### [Exercise input]
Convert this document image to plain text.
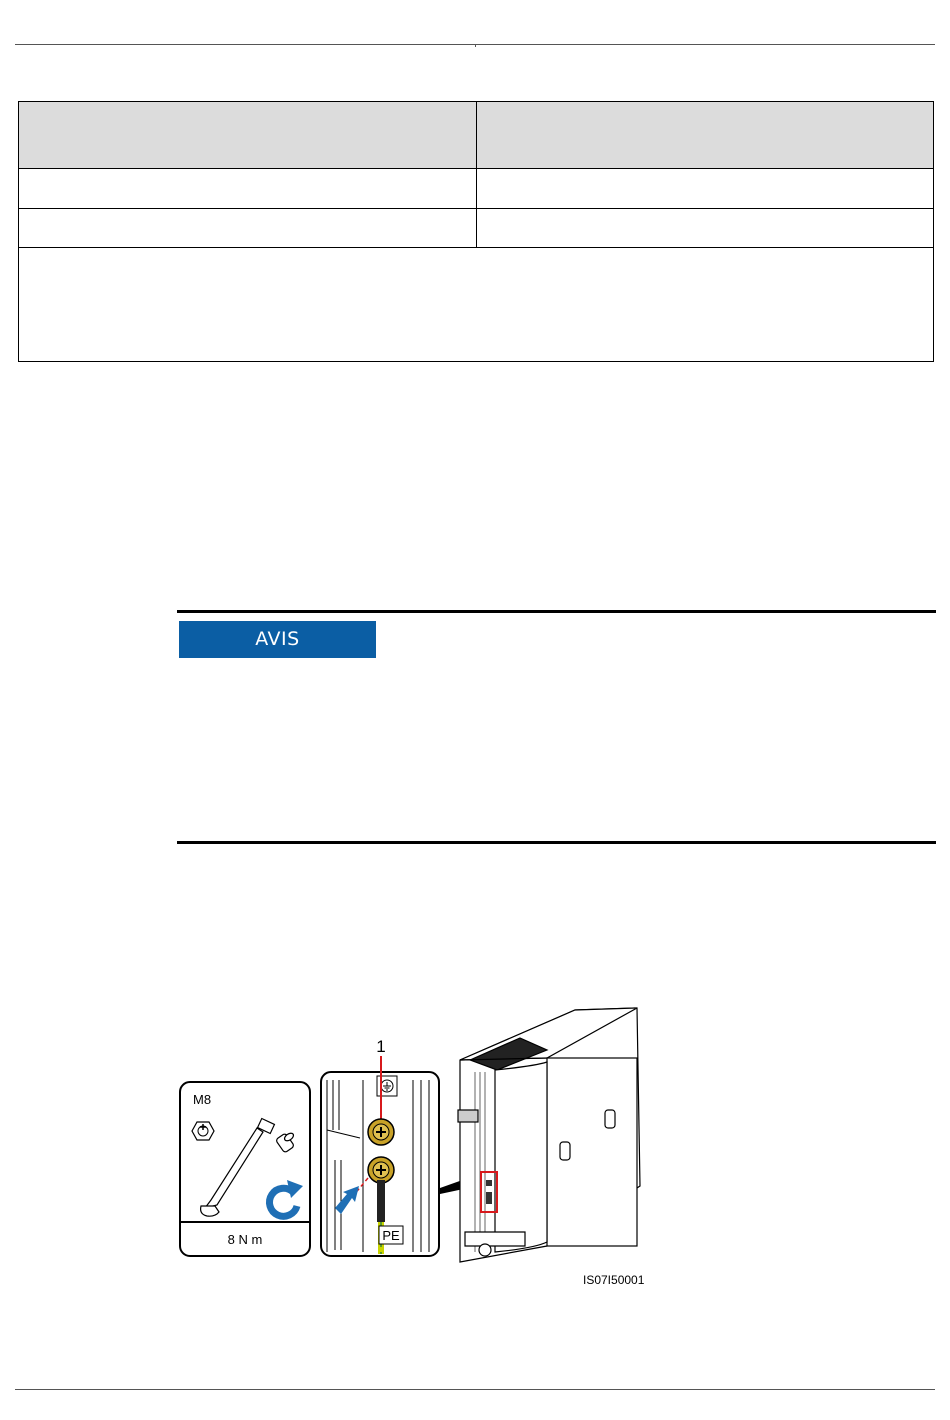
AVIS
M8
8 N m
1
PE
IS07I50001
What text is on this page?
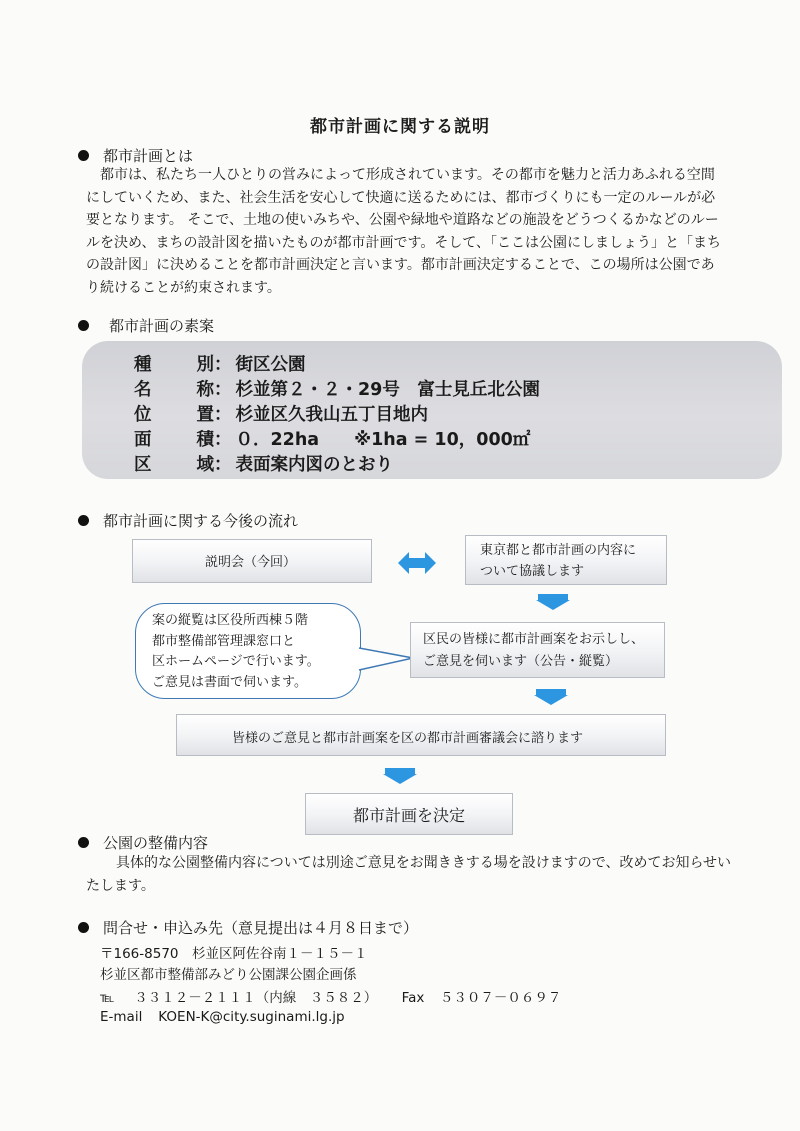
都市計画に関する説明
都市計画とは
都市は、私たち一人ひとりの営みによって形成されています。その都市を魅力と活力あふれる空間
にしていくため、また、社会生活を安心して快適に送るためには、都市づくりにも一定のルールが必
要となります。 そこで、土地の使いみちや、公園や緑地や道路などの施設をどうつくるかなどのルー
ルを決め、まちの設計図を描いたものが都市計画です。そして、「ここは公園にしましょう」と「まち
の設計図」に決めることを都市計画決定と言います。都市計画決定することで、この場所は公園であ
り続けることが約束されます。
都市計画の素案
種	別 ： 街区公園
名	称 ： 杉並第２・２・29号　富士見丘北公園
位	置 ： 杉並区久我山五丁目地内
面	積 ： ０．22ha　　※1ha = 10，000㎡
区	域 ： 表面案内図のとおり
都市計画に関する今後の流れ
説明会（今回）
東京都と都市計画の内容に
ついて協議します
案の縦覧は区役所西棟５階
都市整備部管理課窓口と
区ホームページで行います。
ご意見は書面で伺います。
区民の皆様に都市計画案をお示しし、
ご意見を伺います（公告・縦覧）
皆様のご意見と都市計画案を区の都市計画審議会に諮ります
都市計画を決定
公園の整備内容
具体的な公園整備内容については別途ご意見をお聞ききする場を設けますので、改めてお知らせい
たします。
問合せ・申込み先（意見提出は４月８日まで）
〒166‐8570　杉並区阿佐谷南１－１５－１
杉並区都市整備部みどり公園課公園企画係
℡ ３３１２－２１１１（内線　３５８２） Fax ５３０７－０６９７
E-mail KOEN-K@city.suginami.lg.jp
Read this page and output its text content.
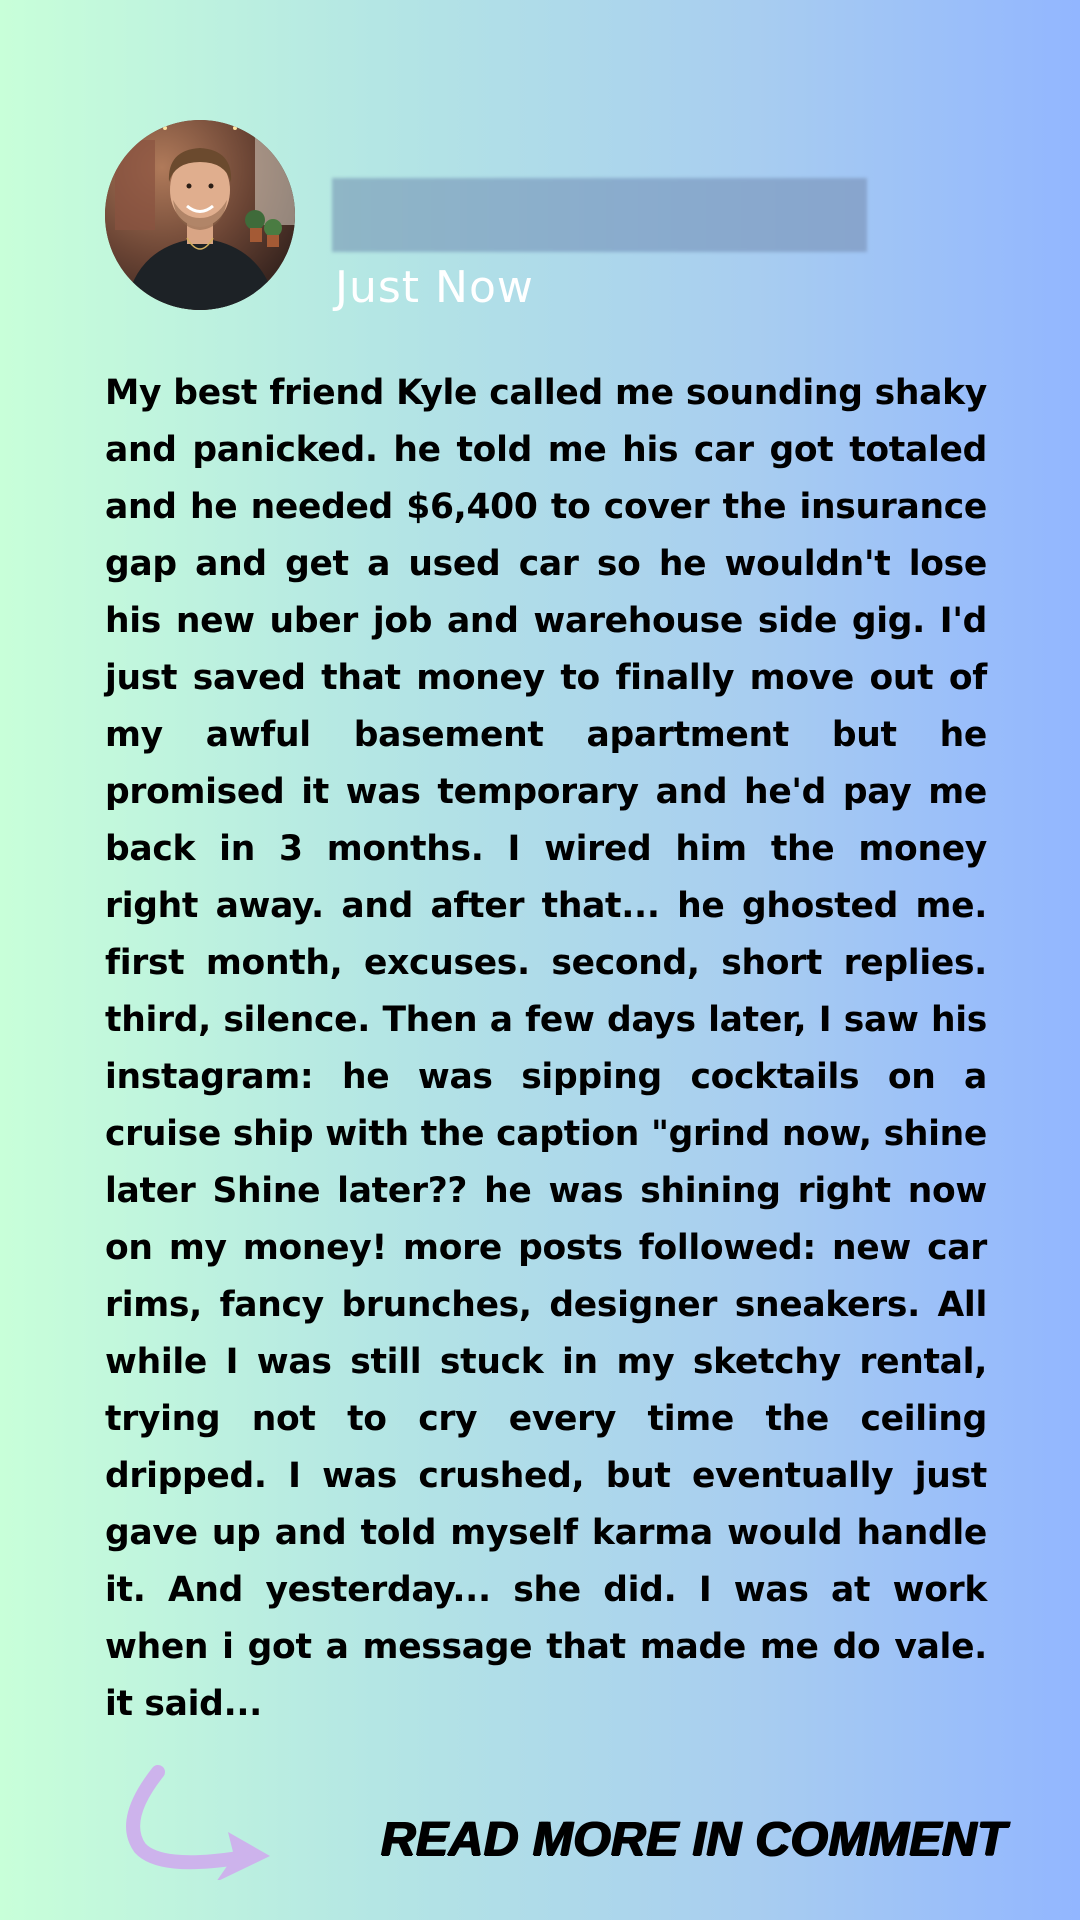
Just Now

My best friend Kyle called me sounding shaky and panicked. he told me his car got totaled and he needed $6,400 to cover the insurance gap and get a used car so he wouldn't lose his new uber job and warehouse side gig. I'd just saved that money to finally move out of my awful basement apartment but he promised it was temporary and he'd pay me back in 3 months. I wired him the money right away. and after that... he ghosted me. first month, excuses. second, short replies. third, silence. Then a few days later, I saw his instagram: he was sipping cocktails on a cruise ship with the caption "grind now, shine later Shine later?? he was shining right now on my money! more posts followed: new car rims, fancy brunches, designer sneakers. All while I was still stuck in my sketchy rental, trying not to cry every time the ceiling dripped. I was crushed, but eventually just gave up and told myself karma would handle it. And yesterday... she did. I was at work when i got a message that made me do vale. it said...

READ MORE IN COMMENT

### [What the task requires]
List all lines where "page" occurs.

### [Full solution]
What text is on this page?
Read this page and output its text content.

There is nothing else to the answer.